Dataset records:

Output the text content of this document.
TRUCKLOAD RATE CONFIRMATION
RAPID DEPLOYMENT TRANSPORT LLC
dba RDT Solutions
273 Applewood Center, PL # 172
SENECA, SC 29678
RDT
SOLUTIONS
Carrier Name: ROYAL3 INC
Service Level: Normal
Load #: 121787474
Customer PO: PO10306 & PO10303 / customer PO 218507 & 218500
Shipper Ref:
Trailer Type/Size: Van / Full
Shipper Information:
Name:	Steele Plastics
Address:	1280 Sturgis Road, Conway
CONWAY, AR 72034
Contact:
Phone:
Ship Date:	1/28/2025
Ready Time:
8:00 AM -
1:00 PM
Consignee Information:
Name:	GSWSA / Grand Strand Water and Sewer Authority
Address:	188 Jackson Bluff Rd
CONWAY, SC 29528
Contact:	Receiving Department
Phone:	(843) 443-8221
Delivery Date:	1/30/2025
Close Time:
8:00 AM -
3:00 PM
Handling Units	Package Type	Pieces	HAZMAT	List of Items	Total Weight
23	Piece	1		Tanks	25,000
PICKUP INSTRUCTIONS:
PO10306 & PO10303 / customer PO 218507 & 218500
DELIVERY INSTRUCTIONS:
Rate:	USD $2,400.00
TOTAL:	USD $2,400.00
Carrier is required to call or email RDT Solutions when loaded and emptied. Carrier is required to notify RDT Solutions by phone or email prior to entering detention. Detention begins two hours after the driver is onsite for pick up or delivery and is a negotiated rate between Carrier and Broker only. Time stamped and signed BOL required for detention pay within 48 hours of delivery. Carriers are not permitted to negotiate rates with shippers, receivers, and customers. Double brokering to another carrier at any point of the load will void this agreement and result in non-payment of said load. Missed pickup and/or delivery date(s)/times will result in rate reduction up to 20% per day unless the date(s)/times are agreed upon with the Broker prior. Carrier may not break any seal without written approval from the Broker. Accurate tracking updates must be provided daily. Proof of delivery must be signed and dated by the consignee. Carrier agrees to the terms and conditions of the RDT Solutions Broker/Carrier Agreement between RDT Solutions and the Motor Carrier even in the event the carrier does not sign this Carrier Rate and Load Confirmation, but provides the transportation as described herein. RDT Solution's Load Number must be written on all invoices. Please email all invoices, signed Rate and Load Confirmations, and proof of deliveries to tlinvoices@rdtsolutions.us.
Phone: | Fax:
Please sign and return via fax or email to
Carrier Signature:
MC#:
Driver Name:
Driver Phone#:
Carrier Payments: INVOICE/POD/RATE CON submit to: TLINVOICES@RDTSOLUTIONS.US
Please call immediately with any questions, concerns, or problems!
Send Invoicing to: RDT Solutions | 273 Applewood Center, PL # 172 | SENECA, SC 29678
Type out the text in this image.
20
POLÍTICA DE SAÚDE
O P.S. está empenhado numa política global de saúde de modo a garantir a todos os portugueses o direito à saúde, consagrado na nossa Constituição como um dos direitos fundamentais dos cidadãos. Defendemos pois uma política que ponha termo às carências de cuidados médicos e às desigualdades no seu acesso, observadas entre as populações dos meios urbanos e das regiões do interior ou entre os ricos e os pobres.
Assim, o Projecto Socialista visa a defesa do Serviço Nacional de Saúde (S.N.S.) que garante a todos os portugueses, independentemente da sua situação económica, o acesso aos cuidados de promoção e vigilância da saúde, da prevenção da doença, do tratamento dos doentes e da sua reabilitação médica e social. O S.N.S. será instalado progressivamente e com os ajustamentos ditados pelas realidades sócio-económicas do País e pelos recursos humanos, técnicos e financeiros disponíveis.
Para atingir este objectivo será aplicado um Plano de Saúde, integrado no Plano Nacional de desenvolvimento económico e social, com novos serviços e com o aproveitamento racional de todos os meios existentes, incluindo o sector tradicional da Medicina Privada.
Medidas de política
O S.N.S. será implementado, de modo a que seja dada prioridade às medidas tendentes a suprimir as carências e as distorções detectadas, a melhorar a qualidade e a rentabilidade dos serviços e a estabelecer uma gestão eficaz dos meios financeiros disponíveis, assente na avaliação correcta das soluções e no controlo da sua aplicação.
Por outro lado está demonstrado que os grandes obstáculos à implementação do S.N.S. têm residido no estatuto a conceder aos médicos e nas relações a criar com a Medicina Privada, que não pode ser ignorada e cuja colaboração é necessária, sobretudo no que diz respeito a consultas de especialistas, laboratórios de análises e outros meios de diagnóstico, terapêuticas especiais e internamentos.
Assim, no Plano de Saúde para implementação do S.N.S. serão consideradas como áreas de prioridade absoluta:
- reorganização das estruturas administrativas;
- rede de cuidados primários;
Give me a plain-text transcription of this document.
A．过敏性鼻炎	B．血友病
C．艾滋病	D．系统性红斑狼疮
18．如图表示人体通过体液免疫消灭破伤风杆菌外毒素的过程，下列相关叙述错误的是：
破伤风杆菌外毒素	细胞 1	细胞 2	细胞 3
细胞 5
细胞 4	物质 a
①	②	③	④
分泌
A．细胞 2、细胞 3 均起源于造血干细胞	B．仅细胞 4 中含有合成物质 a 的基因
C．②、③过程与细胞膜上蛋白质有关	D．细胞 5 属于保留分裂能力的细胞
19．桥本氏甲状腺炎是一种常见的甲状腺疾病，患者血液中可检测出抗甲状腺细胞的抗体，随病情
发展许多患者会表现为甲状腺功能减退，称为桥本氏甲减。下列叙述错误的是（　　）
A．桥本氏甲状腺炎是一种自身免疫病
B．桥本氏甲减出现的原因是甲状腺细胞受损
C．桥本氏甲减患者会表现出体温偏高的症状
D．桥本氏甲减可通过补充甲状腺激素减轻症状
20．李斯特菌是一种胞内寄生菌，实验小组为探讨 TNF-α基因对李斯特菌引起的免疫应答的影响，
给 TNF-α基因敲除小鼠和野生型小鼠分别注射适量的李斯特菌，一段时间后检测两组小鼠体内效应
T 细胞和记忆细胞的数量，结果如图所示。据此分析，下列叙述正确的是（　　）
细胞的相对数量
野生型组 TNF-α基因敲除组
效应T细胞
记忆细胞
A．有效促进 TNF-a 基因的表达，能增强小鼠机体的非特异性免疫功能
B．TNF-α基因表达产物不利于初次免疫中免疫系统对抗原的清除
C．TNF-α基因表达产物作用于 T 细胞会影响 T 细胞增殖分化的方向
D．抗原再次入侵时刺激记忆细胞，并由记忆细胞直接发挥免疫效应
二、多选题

WRITTEN PROBLEM: Go through the listing above and locate each line that holds the word "Address". Copy those lines.

SOLUTION FOR THIS EXERCISE:
Address:	1280 Sturgis Road, Conway
Address:	188 Jackson Bluff Rd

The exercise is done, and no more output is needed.